### [Task to complete]
Every line that holds "midden" should be shown.

◆ ◆ ◆ ◆

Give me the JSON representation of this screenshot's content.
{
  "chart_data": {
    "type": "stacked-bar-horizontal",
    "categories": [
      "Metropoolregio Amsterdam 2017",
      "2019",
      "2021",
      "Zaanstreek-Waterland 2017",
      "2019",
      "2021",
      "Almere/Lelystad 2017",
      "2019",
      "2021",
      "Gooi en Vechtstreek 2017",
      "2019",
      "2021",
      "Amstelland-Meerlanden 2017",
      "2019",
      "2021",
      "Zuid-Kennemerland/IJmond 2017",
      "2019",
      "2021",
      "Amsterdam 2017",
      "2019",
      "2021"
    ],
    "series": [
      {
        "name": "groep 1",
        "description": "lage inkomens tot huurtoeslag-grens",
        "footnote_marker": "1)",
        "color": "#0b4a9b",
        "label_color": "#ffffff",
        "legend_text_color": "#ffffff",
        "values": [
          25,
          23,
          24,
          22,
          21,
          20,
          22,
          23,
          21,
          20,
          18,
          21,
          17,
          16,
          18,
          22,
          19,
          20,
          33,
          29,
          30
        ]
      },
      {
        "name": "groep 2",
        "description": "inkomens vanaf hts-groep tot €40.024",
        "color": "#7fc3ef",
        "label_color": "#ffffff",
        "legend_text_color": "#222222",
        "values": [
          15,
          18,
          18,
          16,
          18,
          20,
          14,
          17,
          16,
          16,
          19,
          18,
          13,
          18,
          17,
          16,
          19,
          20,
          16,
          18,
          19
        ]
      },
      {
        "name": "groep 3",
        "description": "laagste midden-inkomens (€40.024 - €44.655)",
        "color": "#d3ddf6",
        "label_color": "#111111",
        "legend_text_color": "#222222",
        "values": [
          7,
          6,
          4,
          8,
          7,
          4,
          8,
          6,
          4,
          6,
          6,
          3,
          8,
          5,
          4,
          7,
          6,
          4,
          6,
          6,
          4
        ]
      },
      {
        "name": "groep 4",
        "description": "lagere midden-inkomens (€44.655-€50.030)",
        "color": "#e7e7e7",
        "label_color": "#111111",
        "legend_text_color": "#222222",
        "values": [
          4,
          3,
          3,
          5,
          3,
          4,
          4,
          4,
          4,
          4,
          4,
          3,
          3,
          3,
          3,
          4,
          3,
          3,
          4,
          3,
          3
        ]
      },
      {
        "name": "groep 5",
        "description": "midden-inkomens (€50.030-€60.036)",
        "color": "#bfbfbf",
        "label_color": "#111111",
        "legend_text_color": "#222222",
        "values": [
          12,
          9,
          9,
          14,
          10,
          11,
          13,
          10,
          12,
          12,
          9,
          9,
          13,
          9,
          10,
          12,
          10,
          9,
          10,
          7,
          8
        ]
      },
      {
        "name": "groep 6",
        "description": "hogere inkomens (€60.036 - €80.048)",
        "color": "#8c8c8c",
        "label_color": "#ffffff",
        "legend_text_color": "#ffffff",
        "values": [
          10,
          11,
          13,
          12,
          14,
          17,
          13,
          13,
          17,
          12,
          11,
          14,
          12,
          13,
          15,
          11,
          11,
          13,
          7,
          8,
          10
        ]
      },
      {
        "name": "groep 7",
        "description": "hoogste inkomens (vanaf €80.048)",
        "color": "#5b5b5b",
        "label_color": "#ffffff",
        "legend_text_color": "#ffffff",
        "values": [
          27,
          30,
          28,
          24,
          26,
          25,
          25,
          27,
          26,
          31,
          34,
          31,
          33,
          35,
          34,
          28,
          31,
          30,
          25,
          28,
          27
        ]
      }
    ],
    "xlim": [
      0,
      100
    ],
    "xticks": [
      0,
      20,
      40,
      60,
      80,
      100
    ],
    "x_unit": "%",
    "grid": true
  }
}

◆ ◆ ◆ ◆

### [Answer to this task]
        "description": "laagste midden-inkomens (€40.024 - €44.655)",
        "description": "lagere midden-inkomens (€44.655-€50.030)",
        "description": "midden-inkomens (€50.030-€60.036)",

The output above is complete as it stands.